* Task prompt:
Skip every picture and transcribe the remaining material exactly.

* Exercise input:
—————

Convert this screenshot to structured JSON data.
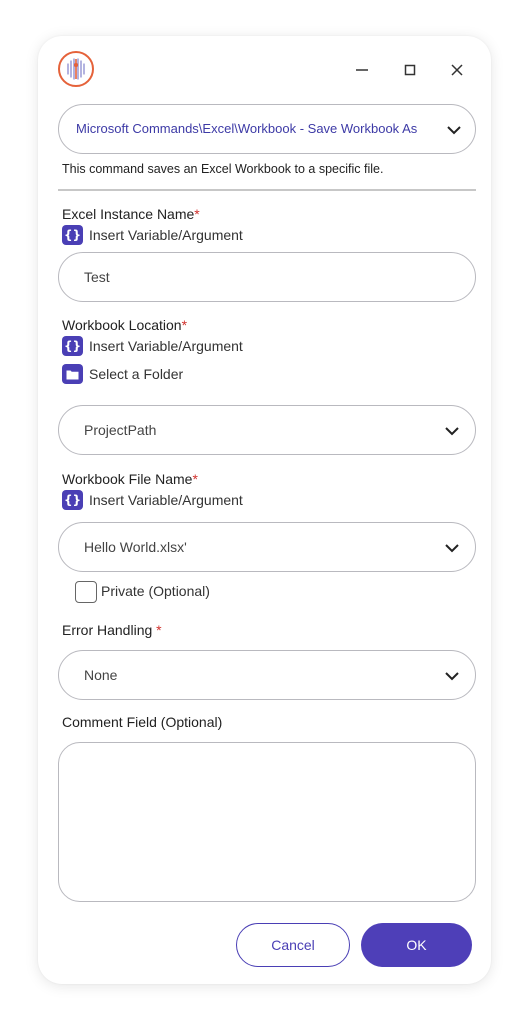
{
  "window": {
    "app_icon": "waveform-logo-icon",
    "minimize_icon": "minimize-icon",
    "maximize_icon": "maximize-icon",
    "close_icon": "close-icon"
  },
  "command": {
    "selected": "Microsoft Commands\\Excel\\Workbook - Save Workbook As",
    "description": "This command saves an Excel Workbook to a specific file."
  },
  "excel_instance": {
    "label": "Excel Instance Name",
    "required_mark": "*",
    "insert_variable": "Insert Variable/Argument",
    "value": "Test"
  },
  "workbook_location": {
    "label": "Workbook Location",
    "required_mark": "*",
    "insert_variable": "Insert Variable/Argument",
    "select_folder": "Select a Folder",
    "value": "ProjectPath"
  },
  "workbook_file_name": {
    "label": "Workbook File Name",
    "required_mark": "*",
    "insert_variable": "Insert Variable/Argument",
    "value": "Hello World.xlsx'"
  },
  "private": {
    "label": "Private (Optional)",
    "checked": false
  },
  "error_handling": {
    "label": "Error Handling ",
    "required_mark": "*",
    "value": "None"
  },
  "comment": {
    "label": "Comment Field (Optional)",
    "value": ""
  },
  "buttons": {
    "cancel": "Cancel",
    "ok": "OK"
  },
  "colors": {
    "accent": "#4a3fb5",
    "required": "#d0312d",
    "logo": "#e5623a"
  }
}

—————

* Response to this exercise:
Convert this screenshot to structured JSON data.
{
  "window": {
    "app_icon": "waveform-logo-icon",
    "minimize_icon": "minimize-icon",
    "maximize_icon": "maximize-icon",
    "close_icon": "close-icon"
  },
  "command": {
    "selected": "Microsoft Commands\\Excel\\Workbook - Save Workbook As",
    "description": "This command saves an Excel Workbook to a specific file."
  },
  "excel_instance": {
    "label": "Excel Instance Name",
    "required_mark": "*",
    "insert_variable": "Insert Variable/Argument",
    "value": "Test"
  },
  "workbook_location": {
    "label": "Workbook Location",
    "required_mark": "*",
    "insert_variable": "Insert Variable/Argument",
    "select_folder": "Select a Folder",
    "value": "ProjectPath"
  },
  "workbook_file_name": {
    "label": "Workbook File Name",
    "required_mark": "*",
    "insert_variable": "Insert Variable/Argument",
    "value": "Hello World.xlsx'"
  },
  "private": {
    "label": "Private (Optional)",
    "checked": false
  },
  "error_handling": {
    "label": "Error Handling ",
    "required_mark": "*",
    "value": "None"
  },
  "comment": {
    "label": "Comment Field (Optional)",
    "value": ""
  },
  "buttons": {
    "cancel": "Cancel",
    "ok": "OK"
  },
  "colors": {
    "accent": "#4a3fb5",
    "required": "#d0312d",
    "logo": "#e5623a"
  }
}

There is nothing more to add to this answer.